--- begin ---
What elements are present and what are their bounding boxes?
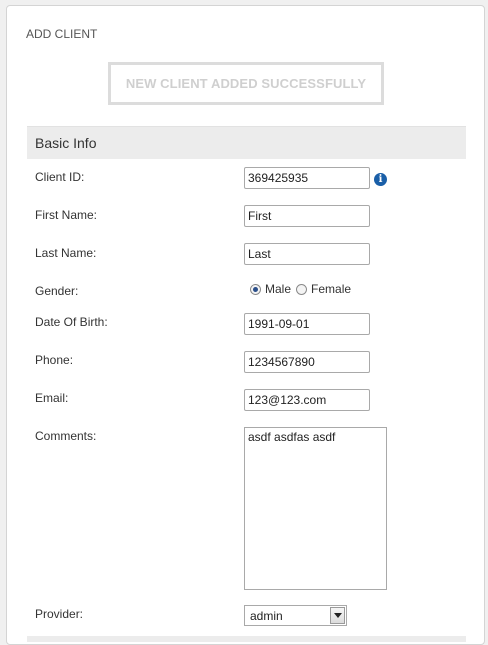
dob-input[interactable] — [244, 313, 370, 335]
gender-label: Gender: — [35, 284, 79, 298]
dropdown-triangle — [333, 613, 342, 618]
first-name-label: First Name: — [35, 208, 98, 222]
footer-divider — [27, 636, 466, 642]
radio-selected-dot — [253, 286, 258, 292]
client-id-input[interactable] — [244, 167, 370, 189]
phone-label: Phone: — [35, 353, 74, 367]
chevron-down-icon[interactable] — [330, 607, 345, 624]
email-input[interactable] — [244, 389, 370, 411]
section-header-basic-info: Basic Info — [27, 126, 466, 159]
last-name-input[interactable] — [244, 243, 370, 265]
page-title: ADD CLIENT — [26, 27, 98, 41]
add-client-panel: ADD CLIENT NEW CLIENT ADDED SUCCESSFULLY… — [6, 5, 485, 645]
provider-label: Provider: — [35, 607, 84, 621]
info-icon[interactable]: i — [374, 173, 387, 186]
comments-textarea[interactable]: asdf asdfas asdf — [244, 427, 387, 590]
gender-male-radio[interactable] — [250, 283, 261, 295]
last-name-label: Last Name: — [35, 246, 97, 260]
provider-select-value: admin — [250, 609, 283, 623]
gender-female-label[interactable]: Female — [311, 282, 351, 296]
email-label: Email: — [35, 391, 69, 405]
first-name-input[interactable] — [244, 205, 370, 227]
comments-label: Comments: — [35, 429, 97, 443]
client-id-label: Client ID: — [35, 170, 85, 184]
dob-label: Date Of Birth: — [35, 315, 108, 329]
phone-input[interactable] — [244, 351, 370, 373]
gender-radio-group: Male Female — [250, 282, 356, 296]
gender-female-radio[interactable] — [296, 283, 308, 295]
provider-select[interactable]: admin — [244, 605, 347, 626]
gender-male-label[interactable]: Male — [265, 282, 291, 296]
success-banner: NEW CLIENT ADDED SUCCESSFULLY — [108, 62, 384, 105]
--- end ---
--- begin ---
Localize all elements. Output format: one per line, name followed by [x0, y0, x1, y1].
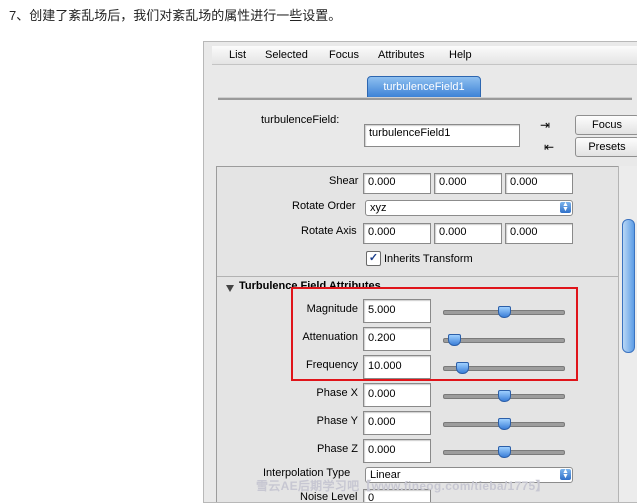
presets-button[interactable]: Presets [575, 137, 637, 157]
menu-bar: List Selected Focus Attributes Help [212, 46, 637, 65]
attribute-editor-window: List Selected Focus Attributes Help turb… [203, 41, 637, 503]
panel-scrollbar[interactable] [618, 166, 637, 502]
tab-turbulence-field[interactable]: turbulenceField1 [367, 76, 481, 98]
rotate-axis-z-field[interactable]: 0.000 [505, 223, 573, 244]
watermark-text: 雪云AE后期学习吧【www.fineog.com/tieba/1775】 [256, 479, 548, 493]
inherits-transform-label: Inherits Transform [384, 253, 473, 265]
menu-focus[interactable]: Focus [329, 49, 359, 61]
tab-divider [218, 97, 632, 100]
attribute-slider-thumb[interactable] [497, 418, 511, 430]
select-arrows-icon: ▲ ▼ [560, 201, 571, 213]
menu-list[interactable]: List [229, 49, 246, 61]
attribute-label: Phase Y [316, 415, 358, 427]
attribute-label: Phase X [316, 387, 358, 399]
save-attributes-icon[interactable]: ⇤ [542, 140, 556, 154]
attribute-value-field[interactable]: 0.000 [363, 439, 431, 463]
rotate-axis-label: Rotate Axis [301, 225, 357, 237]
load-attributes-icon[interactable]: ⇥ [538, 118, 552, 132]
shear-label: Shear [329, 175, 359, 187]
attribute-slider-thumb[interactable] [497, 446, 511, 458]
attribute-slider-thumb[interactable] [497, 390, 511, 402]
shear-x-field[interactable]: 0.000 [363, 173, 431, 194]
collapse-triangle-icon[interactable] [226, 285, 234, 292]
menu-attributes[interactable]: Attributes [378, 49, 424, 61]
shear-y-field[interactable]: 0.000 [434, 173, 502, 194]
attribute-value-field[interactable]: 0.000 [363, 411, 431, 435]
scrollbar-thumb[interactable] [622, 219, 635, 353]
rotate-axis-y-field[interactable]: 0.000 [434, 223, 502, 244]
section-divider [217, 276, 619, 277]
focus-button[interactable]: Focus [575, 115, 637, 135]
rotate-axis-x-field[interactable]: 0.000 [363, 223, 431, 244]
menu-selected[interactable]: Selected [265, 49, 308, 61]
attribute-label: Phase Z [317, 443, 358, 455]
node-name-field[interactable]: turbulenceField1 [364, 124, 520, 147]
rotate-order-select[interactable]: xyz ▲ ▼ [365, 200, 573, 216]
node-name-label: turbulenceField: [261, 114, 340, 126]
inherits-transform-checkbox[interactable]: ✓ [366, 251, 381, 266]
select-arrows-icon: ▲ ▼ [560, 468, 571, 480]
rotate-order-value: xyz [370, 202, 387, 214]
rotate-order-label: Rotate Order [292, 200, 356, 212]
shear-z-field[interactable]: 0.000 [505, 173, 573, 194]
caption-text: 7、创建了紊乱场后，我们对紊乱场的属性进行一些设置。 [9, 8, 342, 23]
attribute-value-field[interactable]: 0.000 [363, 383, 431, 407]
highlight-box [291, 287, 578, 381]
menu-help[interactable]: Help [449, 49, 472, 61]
--- end ---
Rewrite the rows from the line containing "dob-input[interactable] — [244, 313, 370, 335]" through the line containing "chevron-down-icon[interactable] — [330, 607, 345, 624]" as a JSON list of strings, one string per line, omitting blank lines.

[
  "dob-input[interactable] — [244, 313, 370, 335]",
  "gender-label: Gender: — [35, 284, 79, 298]",
  "dropdown-triangle — [333, 613, 342, 618]",
  "first-name-label: First Name: — [35, 208, 98, 222]",
  "footer-divider — [27, 636, 466, 642]",
  "radio-selected-dot — [253, 286, 258, 292]",
  "client-id-input[interactable] — [244, 167, 370, 189]",
  "phone-label: Phone: — [35, 353, 74, 367]",
  "chevron-down-icon[interactable] — [330, 607, 345, 624]"
]